++++ PAGE EXTRACT

“How to Quit Smoking” modules for health workers counselling smokers are being developed through the collaboration between the Philippine College of Chest Physicians (PCCP), the premiere authority for pulmonary medicine in the country., and global healthcare company Johnson & Johnson Philippines (J&J).
The partnership between the two organizations is founded on the joint-goal of addressing the challenge to change the way Filipino smokers receive support, as they work towards quitting the habit for good.
Alongside existing efforts, J&J and the PCCP will be developing a new smoking cessation module that will be used for training healthcare practitioners (HCPs) in giving counsel and recommending treatment to dissonant smokers.
The module will kick off with Lung Center of the Philippines as its first hospital partner.
According to a 2019 study on smoking incidence that conducted surveys among 1,500 Filipino regular smokers, 98% of Filipino smokers have the intention of quitting. However, it was found in the 2015 Global Audit Tobacco Survey of the World Health Organization, only 4% are able to do so successfully.
Senior brand manager for Nicorette in the Philippines Jason Khu shared, “In our research, we found that a common challenge quitters have is the lack of proper support– be it from their family and peers, or them not being equipped with the right tools.”

++++++++

TASK GOAL:
Duplicate the passage of the smoking cessation article that begins at the words "The partnership between" and ends after the words "to dissonant smokers.".

++++ DATA SUPPLIED

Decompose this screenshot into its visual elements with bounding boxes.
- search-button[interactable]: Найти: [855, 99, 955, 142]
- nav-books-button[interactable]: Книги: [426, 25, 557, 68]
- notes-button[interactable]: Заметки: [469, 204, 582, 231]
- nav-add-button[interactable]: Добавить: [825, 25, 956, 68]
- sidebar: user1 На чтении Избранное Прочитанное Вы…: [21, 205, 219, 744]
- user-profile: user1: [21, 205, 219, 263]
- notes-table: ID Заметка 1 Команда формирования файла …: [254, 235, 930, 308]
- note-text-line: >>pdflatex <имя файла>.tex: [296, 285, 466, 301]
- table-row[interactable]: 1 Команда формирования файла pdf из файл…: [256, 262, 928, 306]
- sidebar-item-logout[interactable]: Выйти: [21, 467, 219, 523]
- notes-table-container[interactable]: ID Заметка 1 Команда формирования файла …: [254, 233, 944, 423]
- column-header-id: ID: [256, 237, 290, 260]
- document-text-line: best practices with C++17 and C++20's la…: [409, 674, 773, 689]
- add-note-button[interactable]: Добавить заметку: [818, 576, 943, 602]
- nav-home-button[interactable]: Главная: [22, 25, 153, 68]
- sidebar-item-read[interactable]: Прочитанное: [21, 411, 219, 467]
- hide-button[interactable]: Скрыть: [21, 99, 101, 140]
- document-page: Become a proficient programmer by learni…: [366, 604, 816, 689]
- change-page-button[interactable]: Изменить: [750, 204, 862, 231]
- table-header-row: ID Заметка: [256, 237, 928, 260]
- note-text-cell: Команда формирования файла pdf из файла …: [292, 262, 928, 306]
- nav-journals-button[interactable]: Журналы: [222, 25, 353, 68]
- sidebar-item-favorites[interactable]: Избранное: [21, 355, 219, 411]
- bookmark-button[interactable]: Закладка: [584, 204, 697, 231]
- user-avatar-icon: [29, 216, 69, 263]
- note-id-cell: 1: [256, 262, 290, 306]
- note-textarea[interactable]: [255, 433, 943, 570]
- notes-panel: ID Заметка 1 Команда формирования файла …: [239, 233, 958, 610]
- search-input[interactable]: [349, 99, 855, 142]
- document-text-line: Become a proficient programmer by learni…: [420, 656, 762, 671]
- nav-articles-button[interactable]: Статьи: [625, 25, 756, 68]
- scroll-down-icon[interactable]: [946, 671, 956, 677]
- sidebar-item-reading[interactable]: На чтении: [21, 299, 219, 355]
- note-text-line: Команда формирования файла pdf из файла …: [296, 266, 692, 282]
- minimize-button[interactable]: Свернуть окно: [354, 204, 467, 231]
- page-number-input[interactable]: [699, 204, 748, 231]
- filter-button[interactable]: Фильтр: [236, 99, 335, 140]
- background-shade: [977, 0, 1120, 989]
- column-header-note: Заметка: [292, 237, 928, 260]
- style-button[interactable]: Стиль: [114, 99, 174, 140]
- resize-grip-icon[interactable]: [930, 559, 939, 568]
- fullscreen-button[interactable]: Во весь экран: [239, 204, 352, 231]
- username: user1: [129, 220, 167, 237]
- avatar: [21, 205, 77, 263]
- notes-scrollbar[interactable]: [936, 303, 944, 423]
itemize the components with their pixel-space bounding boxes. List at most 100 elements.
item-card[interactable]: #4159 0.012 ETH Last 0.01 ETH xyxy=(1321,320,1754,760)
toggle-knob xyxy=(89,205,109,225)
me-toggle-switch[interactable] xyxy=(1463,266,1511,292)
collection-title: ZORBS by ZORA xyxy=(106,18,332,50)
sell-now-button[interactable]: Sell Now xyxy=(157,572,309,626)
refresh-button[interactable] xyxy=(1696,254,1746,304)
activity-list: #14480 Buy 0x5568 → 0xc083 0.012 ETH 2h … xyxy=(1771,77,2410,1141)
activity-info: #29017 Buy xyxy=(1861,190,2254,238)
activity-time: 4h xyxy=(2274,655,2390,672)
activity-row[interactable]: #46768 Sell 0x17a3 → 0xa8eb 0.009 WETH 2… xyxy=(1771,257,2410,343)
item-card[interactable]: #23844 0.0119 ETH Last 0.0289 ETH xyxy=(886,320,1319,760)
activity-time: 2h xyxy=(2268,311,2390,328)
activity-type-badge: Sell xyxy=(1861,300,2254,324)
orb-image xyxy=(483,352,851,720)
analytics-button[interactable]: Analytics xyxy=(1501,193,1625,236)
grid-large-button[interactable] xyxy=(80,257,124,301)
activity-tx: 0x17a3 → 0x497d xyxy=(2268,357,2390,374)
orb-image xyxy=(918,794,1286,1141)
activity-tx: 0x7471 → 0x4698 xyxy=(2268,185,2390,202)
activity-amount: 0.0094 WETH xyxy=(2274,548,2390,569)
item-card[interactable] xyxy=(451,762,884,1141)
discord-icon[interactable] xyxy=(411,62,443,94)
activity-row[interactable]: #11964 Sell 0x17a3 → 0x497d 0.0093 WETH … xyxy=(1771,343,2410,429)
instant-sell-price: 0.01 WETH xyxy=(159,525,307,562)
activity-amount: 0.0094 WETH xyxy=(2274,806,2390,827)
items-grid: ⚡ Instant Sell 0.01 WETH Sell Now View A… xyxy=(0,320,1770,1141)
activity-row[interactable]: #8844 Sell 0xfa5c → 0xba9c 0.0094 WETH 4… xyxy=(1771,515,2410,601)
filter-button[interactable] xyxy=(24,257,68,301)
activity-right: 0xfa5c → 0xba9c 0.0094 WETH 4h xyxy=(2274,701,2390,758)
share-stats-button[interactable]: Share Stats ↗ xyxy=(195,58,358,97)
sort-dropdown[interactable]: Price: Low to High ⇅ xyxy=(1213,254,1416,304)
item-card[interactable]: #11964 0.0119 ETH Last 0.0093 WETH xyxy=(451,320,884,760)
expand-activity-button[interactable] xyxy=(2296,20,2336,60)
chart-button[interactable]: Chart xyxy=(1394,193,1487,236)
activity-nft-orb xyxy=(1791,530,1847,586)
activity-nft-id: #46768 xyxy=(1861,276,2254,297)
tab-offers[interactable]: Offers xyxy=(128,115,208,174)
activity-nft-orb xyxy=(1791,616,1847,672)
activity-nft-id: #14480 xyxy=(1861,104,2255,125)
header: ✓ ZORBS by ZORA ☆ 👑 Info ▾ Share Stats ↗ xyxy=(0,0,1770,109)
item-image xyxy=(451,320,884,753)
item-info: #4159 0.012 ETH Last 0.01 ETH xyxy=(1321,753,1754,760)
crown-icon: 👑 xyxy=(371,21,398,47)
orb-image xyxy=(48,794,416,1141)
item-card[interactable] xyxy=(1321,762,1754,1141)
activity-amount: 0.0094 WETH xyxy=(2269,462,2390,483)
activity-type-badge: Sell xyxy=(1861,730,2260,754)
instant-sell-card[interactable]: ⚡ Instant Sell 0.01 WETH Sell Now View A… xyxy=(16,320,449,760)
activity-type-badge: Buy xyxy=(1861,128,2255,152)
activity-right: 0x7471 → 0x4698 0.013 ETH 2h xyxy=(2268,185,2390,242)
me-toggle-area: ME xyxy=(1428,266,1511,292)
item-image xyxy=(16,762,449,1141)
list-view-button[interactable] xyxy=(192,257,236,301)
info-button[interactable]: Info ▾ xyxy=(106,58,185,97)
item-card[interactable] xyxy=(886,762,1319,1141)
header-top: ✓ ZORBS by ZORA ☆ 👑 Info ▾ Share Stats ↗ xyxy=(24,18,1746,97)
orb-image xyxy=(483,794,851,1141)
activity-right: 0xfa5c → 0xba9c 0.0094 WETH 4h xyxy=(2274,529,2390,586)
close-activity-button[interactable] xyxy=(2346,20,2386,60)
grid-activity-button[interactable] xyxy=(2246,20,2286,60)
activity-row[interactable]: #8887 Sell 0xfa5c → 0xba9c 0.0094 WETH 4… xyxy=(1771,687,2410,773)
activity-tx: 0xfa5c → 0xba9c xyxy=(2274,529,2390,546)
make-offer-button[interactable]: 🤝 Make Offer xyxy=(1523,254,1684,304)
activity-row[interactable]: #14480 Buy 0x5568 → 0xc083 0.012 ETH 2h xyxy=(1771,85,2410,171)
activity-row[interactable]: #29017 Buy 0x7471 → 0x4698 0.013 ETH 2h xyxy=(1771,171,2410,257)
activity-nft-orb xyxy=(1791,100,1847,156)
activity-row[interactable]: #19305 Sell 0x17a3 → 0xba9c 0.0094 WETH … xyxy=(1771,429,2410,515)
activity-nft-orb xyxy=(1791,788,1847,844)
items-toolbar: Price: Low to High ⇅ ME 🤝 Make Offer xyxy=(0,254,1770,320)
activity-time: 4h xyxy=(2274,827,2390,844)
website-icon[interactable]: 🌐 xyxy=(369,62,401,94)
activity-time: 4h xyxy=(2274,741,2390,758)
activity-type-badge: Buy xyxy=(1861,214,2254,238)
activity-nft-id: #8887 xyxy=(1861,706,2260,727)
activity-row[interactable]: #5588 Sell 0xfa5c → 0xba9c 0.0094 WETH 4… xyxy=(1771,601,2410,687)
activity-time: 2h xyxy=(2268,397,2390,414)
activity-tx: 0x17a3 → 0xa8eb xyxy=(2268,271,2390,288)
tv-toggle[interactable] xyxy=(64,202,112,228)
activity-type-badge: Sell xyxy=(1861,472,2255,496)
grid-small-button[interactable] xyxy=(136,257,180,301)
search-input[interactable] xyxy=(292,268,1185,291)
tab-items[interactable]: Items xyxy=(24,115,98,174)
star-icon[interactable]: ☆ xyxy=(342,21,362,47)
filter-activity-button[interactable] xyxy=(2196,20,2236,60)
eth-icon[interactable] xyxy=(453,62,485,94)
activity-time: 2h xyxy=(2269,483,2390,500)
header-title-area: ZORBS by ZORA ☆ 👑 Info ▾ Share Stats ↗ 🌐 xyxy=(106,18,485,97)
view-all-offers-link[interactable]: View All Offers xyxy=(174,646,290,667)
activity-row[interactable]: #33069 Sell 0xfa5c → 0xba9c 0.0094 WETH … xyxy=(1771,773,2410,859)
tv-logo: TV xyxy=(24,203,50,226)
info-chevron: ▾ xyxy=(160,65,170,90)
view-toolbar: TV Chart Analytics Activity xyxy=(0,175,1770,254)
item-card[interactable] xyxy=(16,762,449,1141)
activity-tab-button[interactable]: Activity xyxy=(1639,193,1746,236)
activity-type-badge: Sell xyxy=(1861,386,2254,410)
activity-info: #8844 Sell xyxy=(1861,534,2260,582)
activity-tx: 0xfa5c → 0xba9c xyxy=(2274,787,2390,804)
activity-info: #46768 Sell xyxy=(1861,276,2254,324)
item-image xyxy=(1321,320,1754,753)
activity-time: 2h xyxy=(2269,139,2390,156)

++++++++

RESULT FOR THIS EXERCISE:
The partnership between the two organizations is founded on the joint-goal of addressing the challenge to change the way Filipino smokers receive support, as they work towards quitting the habit for good.
Alongside existing efforts, J&J and the PCCP will be developing a new smoking cessation module that will be used for training healthcare practitioners (HCPs) in giving counsel and recommending treatment to dissonant smokers.